--- Begin Data provided ---
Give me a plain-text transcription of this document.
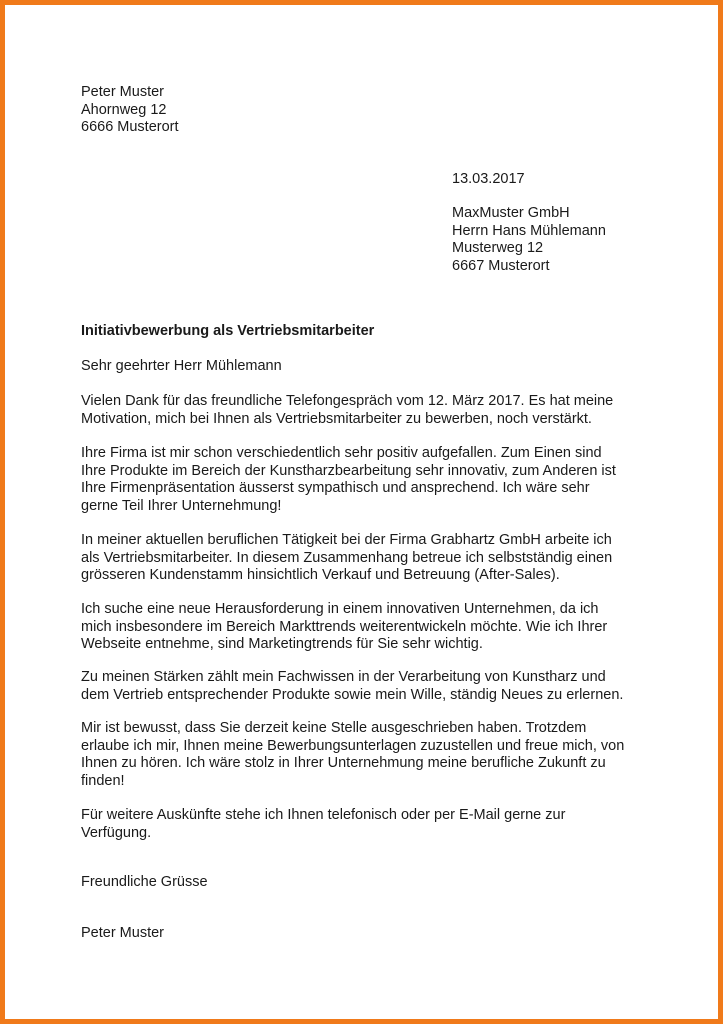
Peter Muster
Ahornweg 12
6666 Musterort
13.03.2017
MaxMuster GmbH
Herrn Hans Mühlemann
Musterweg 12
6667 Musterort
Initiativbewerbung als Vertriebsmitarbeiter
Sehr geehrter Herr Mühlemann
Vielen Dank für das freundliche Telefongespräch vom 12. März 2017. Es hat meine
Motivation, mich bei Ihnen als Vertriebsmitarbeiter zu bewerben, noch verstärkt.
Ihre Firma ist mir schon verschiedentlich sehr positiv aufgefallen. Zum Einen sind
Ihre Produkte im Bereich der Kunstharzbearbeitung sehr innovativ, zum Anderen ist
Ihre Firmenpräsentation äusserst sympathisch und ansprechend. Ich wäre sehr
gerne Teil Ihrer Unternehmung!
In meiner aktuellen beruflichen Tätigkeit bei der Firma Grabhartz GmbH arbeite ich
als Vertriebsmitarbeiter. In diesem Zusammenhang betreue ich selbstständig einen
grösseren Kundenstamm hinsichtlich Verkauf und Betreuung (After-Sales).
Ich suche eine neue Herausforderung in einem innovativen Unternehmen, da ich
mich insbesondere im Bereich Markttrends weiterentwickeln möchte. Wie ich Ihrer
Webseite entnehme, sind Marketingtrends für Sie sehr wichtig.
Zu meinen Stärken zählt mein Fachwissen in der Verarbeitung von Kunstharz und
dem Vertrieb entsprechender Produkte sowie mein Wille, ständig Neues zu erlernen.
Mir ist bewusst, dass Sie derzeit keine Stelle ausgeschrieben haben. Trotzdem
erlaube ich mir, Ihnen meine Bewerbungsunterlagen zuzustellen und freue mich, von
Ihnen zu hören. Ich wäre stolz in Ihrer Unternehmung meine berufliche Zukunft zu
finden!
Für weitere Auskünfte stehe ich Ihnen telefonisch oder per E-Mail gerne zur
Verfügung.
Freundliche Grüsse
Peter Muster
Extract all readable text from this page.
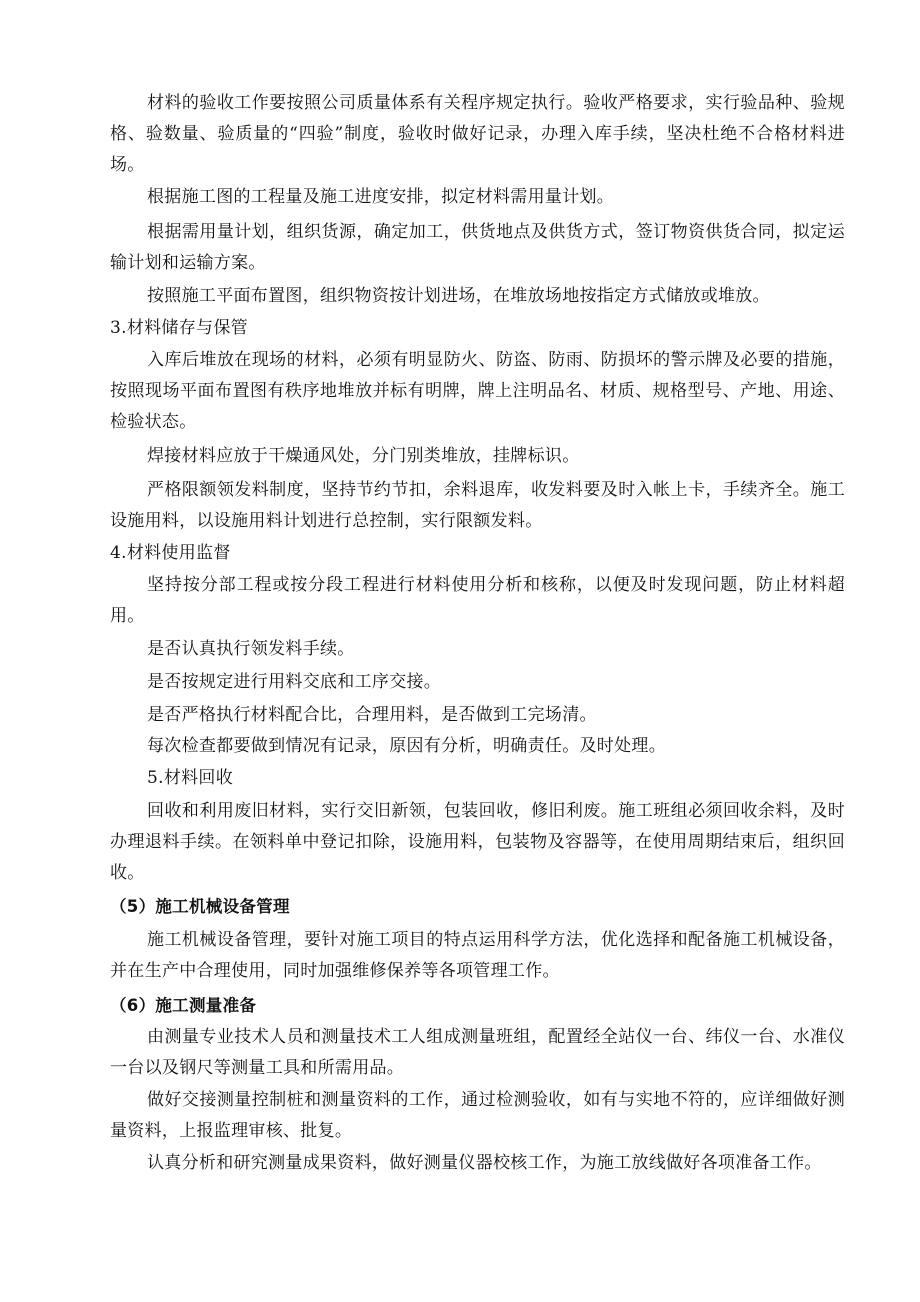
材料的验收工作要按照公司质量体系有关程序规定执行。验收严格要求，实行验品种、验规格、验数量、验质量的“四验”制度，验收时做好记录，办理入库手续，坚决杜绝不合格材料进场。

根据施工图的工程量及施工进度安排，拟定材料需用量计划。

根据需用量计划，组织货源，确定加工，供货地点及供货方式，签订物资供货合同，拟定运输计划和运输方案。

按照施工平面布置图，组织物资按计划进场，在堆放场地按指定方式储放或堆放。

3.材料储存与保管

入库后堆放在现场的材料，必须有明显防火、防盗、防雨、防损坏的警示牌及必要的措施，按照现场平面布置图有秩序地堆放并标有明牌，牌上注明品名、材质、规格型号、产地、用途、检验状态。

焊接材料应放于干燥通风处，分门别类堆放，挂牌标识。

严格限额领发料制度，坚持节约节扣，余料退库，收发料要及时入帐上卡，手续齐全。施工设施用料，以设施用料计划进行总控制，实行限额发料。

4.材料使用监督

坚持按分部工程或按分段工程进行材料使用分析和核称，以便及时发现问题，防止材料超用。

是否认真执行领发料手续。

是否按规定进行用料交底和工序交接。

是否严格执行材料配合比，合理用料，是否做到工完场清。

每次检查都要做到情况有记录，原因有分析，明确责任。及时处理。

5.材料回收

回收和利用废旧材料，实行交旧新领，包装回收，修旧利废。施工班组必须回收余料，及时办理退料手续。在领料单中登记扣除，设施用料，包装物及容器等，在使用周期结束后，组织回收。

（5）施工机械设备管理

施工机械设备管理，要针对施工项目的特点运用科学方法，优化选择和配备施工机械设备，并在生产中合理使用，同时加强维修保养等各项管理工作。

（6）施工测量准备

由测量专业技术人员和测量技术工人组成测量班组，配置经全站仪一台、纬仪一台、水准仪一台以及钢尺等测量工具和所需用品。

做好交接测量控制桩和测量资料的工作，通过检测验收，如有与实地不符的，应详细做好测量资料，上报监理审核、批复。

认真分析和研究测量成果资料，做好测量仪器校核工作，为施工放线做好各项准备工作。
--- End Data provided ---
--- Begin Data provided ---
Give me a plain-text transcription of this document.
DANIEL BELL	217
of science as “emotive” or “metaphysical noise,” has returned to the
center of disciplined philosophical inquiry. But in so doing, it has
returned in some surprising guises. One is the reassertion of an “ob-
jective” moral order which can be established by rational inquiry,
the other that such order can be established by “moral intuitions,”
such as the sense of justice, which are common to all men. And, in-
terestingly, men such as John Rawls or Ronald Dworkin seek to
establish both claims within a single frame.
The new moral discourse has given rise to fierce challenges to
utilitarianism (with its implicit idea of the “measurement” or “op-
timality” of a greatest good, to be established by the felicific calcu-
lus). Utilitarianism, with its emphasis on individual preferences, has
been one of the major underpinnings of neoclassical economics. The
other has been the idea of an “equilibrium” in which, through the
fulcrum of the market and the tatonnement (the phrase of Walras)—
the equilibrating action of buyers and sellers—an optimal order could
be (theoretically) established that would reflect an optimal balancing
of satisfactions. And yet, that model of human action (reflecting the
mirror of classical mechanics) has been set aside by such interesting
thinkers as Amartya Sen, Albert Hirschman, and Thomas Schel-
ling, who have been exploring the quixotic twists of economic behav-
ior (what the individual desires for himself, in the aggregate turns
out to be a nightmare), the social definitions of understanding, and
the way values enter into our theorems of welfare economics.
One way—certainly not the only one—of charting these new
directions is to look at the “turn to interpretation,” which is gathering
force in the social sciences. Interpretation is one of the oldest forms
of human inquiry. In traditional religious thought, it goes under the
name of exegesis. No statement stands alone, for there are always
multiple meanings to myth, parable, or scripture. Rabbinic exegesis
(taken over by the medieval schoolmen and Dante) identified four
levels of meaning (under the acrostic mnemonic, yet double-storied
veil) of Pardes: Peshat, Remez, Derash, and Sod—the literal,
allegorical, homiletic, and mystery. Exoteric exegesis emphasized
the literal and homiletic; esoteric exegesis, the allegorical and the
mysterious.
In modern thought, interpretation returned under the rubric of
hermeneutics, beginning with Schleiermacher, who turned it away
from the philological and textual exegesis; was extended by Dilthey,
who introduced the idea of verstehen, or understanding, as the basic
--- End Data provided ---
Task: Of the lines in the data, how many hold the string "optimal"? State the number, nothing else.

Complete output: 2